EXERCISE DESCRIPTION » Check each line of the listing below for the word "JSON" and say how many lines have it. Nothing else should be written.

DATA EXCERPTS »
--

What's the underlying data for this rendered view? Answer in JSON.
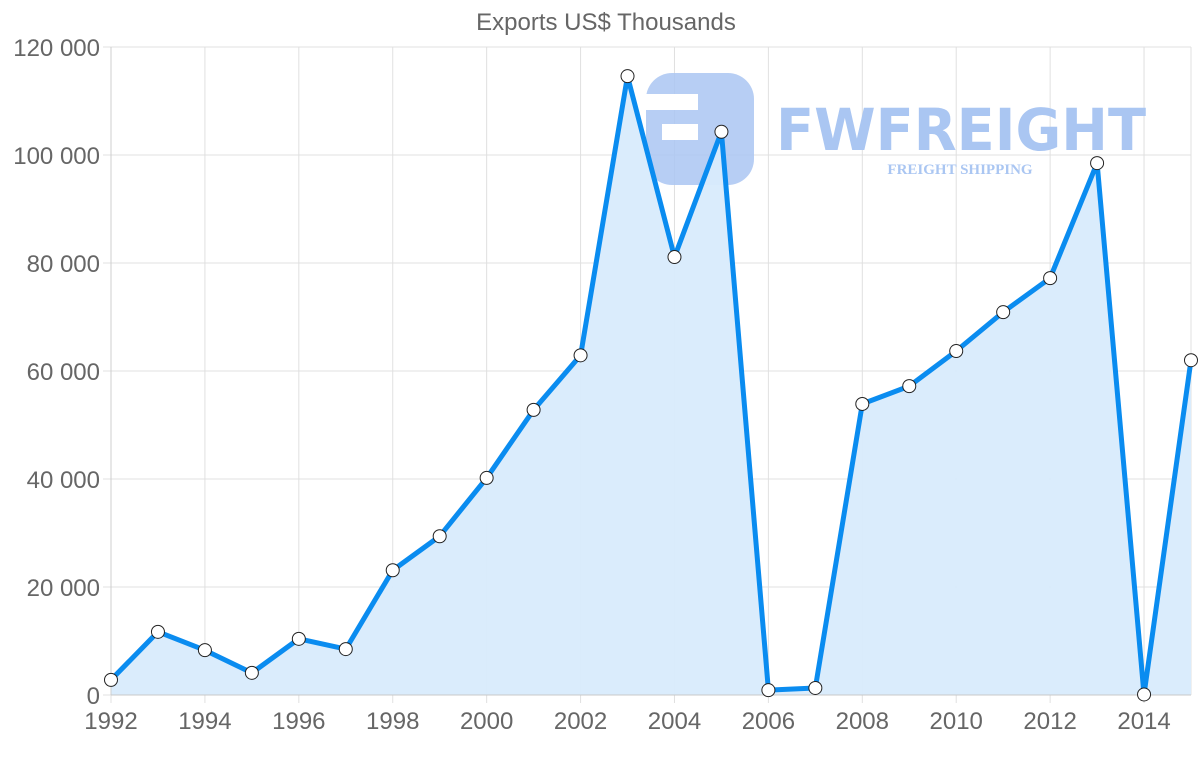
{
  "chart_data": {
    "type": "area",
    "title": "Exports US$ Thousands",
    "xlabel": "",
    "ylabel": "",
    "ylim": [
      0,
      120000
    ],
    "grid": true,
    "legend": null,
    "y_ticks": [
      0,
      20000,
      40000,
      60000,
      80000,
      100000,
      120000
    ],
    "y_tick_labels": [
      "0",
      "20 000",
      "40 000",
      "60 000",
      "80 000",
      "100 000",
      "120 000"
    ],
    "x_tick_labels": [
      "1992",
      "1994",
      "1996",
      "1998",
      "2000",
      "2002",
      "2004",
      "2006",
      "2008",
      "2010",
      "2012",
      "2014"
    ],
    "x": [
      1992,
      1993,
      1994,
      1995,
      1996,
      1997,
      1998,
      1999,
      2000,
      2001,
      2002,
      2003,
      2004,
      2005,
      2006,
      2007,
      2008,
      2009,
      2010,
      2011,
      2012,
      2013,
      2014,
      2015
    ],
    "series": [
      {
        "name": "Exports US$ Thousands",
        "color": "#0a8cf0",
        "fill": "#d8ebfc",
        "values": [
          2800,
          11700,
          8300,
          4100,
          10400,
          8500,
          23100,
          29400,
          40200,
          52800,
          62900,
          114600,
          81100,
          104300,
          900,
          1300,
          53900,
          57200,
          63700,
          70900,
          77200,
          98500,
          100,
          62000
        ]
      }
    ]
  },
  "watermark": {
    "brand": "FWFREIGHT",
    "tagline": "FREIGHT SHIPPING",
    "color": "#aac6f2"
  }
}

--

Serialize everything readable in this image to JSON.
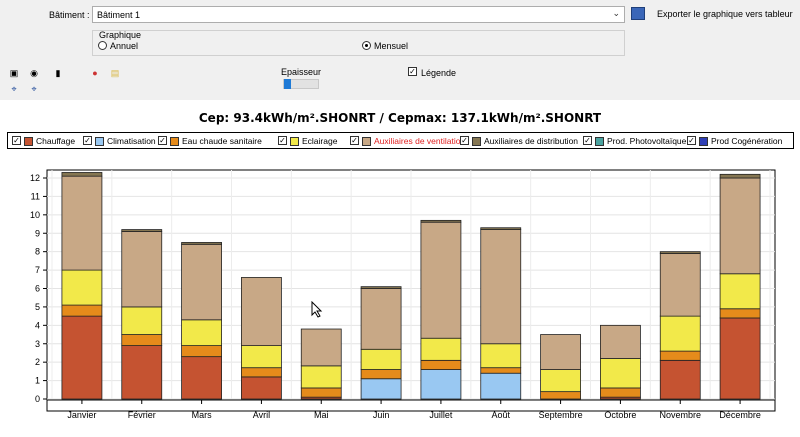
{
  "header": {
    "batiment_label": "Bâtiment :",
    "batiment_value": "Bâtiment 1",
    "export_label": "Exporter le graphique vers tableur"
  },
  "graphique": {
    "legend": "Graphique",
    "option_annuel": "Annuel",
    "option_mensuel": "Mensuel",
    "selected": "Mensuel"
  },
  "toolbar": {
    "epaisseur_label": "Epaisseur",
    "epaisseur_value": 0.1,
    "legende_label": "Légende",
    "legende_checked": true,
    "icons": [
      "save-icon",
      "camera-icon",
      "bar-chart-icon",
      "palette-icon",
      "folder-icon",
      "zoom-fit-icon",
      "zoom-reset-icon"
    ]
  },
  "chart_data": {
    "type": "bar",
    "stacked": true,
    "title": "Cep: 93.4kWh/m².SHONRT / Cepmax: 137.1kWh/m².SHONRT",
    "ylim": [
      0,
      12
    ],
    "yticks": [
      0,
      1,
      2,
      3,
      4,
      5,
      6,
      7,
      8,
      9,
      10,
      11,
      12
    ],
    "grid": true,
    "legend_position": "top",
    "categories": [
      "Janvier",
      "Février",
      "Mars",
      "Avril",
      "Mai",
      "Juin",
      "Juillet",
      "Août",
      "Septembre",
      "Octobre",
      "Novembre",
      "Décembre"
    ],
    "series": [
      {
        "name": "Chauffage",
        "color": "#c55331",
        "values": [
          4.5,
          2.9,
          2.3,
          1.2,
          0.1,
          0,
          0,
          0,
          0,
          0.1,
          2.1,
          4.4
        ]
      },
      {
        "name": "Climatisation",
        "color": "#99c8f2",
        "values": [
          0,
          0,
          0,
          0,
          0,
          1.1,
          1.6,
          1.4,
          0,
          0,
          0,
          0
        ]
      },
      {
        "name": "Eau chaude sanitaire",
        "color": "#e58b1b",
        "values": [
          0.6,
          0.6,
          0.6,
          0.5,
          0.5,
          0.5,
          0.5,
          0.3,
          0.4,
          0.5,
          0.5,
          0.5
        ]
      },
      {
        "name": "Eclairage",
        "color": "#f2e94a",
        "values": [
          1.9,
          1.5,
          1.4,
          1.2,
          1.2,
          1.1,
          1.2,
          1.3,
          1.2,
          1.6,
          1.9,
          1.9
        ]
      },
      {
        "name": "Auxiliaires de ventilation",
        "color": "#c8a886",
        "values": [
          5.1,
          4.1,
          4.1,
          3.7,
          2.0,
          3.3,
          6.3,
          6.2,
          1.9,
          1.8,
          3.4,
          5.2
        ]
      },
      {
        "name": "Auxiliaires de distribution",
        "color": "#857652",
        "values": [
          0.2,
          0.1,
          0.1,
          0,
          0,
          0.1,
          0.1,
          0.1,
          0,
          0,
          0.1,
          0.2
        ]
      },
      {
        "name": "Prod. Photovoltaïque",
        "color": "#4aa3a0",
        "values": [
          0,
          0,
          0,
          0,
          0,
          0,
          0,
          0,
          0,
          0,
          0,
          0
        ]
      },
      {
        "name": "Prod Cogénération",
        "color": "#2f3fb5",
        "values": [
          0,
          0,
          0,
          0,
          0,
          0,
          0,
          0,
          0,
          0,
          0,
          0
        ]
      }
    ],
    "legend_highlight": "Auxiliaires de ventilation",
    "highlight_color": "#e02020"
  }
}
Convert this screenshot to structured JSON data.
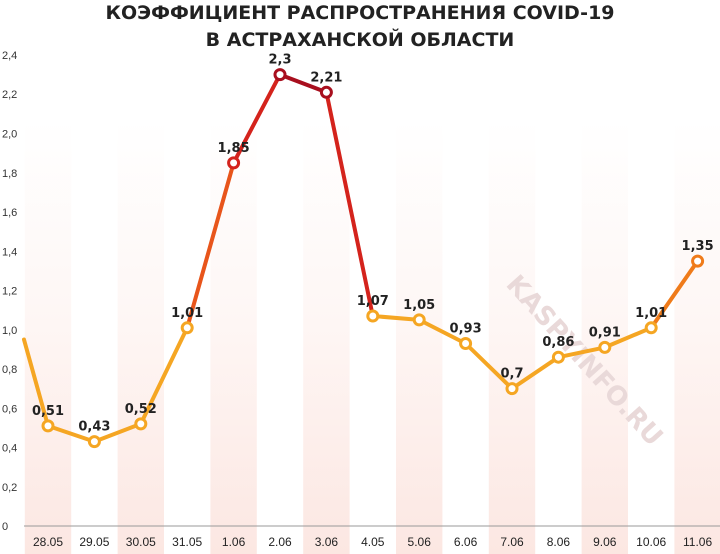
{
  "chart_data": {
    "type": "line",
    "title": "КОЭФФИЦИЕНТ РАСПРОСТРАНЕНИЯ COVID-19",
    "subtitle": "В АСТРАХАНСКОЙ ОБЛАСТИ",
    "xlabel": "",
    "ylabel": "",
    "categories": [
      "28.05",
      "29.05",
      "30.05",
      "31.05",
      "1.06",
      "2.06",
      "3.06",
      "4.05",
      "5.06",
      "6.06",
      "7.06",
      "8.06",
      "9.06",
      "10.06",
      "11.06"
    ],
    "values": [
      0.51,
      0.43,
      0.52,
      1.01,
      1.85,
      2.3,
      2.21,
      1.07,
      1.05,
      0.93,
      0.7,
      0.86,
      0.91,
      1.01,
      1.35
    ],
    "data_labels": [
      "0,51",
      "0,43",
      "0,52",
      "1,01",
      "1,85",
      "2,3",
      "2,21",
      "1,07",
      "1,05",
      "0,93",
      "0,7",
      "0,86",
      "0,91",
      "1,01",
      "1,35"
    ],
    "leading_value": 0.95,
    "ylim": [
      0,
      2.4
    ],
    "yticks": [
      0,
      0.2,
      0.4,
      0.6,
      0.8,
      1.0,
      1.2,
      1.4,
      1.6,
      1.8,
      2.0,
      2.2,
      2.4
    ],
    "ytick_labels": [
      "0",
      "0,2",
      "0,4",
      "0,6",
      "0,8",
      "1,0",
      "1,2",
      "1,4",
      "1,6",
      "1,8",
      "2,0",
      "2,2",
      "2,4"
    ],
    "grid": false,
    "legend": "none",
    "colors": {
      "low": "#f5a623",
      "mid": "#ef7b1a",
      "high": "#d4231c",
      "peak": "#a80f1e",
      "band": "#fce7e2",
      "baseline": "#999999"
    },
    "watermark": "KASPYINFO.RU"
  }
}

--

RESPONSE TO THE TASK » 3